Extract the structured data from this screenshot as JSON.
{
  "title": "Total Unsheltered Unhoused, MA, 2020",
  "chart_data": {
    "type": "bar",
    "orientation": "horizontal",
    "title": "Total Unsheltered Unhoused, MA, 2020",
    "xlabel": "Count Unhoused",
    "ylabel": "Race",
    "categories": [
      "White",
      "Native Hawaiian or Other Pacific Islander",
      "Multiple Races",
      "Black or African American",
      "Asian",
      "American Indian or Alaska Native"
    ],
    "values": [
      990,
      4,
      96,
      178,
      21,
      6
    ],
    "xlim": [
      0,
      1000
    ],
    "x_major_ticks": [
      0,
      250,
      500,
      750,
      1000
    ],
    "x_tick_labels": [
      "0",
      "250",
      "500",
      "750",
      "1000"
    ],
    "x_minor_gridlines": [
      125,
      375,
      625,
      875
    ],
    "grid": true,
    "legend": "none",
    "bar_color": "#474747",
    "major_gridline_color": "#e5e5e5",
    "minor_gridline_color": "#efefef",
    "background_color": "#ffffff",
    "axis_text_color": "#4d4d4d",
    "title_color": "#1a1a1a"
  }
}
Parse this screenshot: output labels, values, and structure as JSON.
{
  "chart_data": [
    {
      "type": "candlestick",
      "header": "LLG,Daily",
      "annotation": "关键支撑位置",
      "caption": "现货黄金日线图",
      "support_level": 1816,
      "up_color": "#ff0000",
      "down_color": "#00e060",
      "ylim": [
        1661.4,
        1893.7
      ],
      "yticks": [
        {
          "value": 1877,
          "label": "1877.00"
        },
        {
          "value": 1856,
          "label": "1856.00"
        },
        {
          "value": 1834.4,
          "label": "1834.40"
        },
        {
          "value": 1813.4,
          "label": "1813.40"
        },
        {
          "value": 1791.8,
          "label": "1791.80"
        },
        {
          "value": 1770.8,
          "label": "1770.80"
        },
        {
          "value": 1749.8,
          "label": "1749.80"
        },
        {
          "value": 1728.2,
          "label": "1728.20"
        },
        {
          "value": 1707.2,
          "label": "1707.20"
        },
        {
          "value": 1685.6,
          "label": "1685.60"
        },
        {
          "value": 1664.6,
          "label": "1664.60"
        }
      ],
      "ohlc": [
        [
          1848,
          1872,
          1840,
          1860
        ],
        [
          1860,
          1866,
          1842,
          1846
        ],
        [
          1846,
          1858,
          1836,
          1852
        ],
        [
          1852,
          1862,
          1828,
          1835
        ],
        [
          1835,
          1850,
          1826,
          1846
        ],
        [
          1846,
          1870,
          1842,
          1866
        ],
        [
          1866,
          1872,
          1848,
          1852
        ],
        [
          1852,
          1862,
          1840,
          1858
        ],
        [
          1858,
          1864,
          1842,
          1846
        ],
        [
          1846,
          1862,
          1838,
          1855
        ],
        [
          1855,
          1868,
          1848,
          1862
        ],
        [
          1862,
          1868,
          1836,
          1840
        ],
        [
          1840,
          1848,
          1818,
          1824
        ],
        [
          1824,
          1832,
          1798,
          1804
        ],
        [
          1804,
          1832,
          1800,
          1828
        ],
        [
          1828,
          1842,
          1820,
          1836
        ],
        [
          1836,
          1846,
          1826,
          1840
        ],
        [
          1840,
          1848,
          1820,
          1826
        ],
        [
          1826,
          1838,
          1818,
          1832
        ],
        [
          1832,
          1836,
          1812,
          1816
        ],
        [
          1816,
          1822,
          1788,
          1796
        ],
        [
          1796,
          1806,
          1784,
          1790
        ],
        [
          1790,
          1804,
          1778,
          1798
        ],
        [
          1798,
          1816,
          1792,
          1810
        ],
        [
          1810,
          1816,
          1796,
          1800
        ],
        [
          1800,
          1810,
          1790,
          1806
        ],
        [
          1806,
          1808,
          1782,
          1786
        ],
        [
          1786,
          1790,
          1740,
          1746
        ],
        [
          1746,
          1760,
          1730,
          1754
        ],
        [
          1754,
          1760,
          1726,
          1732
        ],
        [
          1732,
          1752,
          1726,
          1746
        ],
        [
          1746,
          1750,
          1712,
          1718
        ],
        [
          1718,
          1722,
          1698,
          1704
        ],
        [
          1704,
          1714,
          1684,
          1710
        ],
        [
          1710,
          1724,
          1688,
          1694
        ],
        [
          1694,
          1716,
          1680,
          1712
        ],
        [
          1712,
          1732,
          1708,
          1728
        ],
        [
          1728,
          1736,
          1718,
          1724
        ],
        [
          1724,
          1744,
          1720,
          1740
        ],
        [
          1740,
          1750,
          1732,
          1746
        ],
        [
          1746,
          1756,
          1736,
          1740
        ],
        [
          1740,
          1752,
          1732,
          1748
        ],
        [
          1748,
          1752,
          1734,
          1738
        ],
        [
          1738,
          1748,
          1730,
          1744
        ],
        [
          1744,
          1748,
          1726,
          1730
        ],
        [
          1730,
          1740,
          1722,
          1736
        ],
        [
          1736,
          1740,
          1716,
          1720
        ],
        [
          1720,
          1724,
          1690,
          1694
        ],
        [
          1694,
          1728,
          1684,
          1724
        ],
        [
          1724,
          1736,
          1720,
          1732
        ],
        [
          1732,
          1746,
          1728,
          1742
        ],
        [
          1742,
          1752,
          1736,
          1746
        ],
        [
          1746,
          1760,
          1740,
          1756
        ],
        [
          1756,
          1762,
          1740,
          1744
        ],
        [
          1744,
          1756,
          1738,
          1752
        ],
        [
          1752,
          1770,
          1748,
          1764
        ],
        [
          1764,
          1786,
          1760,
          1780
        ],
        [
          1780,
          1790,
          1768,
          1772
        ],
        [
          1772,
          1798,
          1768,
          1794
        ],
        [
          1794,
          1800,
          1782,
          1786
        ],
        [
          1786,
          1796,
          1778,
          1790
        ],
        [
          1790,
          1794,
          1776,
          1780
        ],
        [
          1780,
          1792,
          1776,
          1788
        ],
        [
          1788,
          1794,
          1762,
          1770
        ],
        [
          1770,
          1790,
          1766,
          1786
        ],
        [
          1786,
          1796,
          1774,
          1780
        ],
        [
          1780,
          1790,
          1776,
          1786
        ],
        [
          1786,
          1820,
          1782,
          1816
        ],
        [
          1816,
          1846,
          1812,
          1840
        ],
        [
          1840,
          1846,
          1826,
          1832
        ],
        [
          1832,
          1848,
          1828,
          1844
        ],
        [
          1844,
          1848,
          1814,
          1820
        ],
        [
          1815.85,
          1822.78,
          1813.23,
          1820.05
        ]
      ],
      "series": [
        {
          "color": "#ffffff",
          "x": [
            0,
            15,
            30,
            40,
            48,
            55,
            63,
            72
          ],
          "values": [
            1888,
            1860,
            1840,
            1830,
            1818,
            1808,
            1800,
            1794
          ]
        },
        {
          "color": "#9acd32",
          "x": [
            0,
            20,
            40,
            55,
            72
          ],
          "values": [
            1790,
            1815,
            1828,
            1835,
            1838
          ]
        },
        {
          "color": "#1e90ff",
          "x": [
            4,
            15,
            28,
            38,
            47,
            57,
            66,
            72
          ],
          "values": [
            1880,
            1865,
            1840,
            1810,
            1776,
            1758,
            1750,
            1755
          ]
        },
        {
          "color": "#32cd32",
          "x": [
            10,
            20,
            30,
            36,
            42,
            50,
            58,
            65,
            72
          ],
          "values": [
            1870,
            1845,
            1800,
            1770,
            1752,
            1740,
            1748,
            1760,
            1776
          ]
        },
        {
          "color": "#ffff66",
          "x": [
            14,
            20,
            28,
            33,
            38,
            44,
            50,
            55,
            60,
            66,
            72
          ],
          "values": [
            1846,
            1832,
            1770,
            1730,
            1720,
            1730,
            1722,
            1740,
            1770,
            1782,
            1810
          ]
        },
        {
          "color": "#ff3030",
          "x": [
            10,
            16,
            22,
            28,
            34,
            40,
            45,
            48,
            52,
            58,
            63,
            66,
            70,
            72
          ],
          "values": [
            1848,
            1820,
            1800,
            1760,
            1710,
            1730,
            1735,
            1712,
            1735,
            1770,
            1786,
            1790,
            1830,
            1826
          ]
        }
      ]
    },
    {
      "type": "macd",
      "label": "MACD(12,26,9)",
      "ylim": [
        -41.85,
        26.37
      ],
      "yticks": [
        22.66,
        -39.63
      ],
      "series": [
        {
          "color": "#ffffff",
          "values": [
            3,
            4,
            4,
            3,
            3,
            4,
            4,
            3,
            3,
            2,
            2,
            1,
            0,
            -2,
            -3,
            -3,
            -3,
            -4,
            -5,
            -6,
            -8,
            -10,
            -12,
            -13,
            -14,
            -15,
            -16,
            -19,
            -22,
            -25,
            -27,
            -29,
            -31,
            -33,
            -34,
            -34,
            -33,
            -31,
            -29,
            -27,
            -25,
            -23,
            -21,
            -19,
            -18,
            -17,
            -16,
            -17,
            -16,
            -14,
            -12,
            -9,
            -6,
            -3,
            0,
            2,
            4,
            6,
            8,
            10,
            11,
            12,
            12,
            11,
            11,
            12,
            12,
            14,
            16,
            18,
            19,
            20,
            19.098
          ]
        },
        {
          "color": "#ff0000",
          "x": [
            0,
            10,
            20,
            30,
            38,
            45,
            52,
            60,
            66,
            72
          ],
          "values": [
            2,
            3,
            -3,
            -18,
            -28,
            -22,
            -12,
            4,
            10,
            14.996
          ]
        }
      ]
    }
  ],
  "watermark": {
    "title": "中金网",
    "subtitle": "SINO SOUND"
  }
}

-------------------------

• What the task asks: State the count of lines that contain the string "Total". Nothing else is needed.

• Result for this task: 2